GIVEN PROBLEM:
Return all of the entries exactly, with nothing added or left out.

Saved data entries:

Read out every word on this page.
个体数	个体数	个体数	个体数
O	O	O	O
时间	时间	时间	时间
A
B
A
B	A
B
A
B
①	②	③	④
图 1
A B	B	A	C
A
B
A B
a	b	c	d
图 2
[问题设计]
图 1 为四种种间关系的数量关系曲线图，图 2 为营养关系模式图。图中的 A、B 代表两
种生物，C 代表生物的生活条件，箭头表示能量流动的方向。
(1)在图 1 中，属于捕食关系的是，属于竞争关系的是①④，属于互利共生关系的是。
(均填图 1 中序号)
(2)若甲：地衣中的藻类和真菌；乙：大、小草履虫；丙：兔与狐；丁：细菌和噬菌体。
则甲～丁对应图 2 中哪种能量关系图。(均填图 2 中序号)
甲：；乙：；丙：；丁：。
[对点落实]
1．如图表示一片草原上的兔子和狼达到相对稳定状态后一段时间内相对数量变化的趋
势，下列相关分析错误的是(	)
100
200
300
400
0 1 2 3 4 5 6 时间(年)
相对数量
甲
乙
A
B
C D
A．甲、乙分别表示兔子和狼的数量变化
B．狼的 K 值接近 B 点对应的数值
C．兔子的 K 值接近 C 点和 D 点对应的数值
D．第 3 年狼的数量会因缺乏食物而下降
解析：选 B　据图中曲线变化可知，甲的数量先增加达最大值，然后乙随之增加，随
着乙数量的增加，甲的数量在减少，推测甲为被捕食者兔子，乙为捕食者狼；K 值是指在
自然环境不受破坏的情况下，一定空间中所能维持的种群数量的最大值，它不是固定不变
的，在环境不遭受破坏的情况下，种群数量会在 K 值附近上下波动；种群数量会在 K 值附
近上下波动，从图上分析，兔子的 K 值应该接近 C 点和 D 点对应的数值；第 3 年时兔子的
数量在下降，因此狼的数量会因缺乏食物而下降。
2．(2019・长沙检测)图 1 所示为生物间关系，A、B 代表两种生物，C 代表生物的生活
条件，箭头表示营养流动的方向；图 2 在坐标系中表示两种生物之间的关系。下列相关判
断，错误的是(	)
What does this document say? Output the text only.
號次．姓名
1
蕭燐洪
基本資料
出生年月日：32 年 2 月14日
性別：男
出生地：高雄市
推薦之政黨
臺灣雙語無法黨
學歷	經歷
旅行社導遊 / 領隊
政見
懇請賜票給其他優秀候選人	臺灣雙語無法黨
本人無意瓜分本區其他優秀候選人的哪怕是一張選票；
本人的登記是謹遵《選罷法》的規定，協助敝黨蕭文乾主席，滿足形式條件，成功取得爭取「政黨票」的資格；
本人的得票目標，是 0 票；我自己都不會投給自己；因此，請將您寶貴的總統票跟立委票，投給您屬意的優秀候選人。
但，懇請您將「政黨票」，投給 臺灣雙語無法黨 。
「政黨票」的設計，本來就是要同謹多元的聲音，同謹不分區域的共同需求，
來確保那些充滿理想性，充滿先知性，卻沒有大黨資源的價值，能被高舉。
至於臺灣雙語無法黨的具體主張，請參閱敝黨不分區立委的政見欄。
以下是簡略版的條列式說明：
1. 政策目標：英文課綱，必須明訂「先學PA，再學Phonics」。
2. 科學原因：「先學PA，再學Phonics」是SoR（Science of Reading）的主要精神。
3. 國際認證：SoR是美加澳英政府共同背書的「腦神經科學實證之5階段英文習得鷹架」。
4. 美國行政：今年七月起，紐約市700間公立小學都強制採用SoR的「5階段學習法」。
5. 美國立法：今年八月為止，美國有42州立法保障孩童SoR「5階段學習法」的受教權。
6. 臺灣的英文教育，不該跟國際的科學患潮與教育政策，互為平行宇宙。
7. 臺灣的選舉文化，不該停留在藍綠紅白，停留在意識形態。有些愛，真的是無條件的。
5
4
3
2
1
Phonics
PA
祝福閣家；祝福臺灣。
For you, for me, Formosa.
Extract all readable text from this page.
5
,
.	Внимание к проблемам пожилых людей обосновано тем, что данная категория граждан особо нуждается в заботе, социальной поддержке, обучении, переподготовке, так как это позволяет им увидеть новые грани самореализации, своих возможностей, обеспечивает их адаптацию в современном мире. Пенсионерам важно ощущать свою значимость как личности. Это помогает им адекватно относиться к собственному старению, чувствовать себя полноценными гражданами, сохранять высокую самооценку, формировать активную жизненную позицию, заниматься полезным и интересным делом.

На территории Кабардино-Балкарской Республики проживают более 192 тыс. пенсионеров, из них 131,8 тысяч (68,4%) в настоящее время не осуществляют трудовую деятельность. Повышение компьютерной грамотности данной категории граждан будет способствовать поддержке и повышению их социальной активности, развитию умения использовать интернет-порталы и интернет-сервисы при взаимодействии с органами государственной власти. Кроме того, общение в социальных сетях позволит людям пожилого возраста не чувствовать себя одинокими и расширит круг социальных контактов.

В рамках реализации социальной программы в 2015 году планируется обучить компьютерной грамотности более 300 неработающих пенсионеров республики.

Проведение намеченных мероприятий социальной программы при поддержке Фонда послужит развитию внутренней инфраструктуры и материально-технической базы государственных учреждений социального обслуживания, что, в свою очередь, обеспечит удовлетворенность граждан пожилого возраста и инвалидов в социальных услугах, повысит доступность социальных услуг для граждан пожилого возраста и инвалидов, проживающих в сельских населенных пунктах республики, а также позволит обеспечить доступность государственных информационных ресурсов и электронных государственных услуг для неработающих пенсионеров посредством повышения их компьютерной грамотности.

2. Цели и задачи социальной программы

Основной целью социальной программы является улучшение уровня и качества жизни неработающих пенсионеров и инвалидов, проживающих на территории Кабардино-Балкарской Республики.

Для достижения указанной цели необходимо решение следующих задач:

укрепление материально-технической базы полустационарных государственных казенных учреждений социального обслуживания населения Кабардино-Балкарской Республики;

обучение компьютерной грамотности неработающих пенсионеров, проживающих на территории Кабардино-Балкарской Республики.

FINAL RESULT:
Read out every word on this page.
个体数	个体数	个体数	个体数
O	O	O	O
时间	时间	时间	时间
A
B
A
B	A
B
A
B
①	②	③	④
图 1
A B	B	A	C
A
B
A B
a	b	c	d
图 2
[问题设计]
图 1 为四种种间关系的数量关系曲线图，图 2 为营养关系模式图。图中的 A、B 代表两
种生物，C 代表生物的生活条件，箭头表示能量流动的方向。
(1)在图 1 中，属于捕食关系的是，属于竞争关系的是①④，属于互利共生关系的是。
(均填图 1 中序号)
(2)若甲：地衣中的藻类和真菌；乙：大、小草履虫；丙：兔与狐；丁：细菌和噬菌体。
则甲～丁对应图 2 中哪种能量关系图。(均填图 2 中序号)
甲：；乙：；丙：；丁：。
[对点落实]
1．如图表示一片草原上的兔子和狼达到相对稳定状态后一段时间内相对数量变化的趋
势，下列相关分析错误的是(	)
100
200
300
400
0 1 2 3 4 5 6 时间(年)
相对数量
甲
乙
A
B
C D
A．甲、乙分别表示兔子和狼的数量变化
B．狼的 K 值接近 B 点对应的数值
C．兔子的 K 值接近 C 点和 D 点对应的数值
D．第 3 年狼的数量会因缺乏食物而下降
解析：选 B　据图中曲线变化可知，甲的数量先增加达最大值，然后乙随之增加，随
着乙数量的增加，甲的数量在减少，推测甲为被捕食者兔子，乙为捕食者狼；K 值是指在
自然环境不受破坏的情况下，一定空间中所能维持的种群数量的最大值，它不是固定不变
的，在环境不遭受破坏的情况下，种群数量会在 K 值附近上下波动；种群数量会在 K 值附
近上下波动，从图上分析，兔子的 K 值应该接近 C 点和 D 点对应的数值；第 3 年时兔子的
数量在下降，因此狼的数量会因缺乏食物而下降。
2．(2019・长沙检测)图 1 所示为生物间关系，A、B 代表两种生物，C 代表生物的生活
条件，箭头表示营养流动的方向；图 2 在坐标系中表示两种生物之间的关系。下列相关判
断，错误的是(	)
What does this document say? Output the text only.
號次．姓名
1
蕭燐洪
基本資料
出生年月日：32 年 2 月14日
性別：男
出生地：高雄市
推薦之政黨
臺灣雙語無法黨
學歷	經歷
旅行社導遊 / 領隊
政見
懇請賜票給其他優秀候選人	臺灣雙語無法黨
本人無意瓜分本區其他優秀候選人的哪怕是一張選票；
本人的登記是謹遵《選罷法》的規定，協助敝黨蕭文乾主席，滿足形式條件，成功取得爭取「政黨票」的資格；
本人的得票目標，是 0 票；我自己都不會投給自己；因此，請將您寶貴的總統票跟立委票，投給您屬意的優秀候選人。
但，懇請您將「政黨票」，投給 臺灣雙語無法黨 。
「政黨票」的設計，本來就是要同謹多元的聲音，同謹不分區域的共同需求，
來確保那些充滿理想性，充滿先知性，卻沒有大黨資源的價值，能被高舉。
至於臺灣雙語無法黨的具體主張，請參閱敝黨不分區立委的政見欄。
以下是簡略版的條列式說明：
1. 政策目標：英文課綱，必須明訂「先學PA，再學Phonics」。
2. 科學原因：「先學PA，再學Phonics」是SoR（Science of Reading）的主要精神。
3. 國際認證：SoR是美加澳英政府共同背書的「腦神經科學實證之5階段英文習得鷹架」。
4. 美國行政：今年七月起，紐約市700間公立小學都強制採用SoR的「5階段學習法」。
5. 美國立法：今年八月為止，美國有42州立法保障孩童SoR「5階段學習法」的受教權。
6. 臺灣的英文教育，不該跟國際的科學患潮與教育政策，互為平行宇宙。
7. 臺灣的選舉文化，不該停留在藍綠紅白，停留在意識形態。有些愛，真的是無條件的。
5
4
3
2
1
Phonics
PA
祝福閣家；祝福臺灣。
For you, for me, Formosa.
Extract all readable text from this page.
5
,
.	Внимание к проблемам пожилых людей обосновано тем, что данная категория граждан особо нуждается в заботе, социальной поддержке, обучении, переподготовке, так как это позволяет им увидеть новые грани самореализации, своих возможностей, обеспечивает их адаптацию в современном мире. Пенсионерам важно ощущать свою значимость как личности. Это помогает им адекватно относиться к собственному старению, чувствовать себя полноценными гражданами, сохранять высокую самооценку, формировать активную жизненную позицию, заниматься полезным и интересным делом.

На территории Кабардино-Балкарской Республики проживают более 192 тыс. пенсионеров, из них 131,8 тысяч (68,4%) в настоящее время не осуществляют трудовую деятельность. Повышение компьютерной грамотности данной категории граждан будет способствовать поддержке и повышению их социальной активности, развитию умения использовать интернет-порталы и интернет-сервисы при взаимодействии с органами государственной власти. Кроме того, общение в социальных сетях позволит людям пожилого возраста не чувствовать себя одинокими и расширит круг социальных контактов.

В рамках реализации социальной программы в 2015 году планируется обучить компьютерной грамотности более 300 неработающих пенсионеров республики.

Проведение намеченных мероприятий социальной программы при поддержке Фонда послужит развитию внутренней инфраструктуры и материально-технической базы государственных учреждений социального обслуживания, что, в свою очередь, обеспечит удовлетворенность граждан пожилого возраста и инвалидов в социальных услугах, повысит доступность социальных услуг для граждан пожилого возраста и инвалидов, проживающих в сельских населенных пунктах республики, а также позволит обеспечить доступность государственных информационных ресурсов и электронных государственных услуг для неработающих пенсионеров посредством повышения их компьютерной грамотности.

2. Цели и задачи социальной программы

Основной целью социальной программы является улучшение уровня и качества жизни неработающих пенсионеров и инвалидов, проживающих на территории Кабардино-Балкарской Республики.

Для достижения указанной цели необходимо решение следующих задач:

укрепление материально-технической базы полустационарных государственных казенных учреждений социального обслуживания населения Кабардино-Балкарской Республики;

обучение компьютерной грамотности неработающих пенсионеров, проживающих на территории Кабардино-Балкарской Республики.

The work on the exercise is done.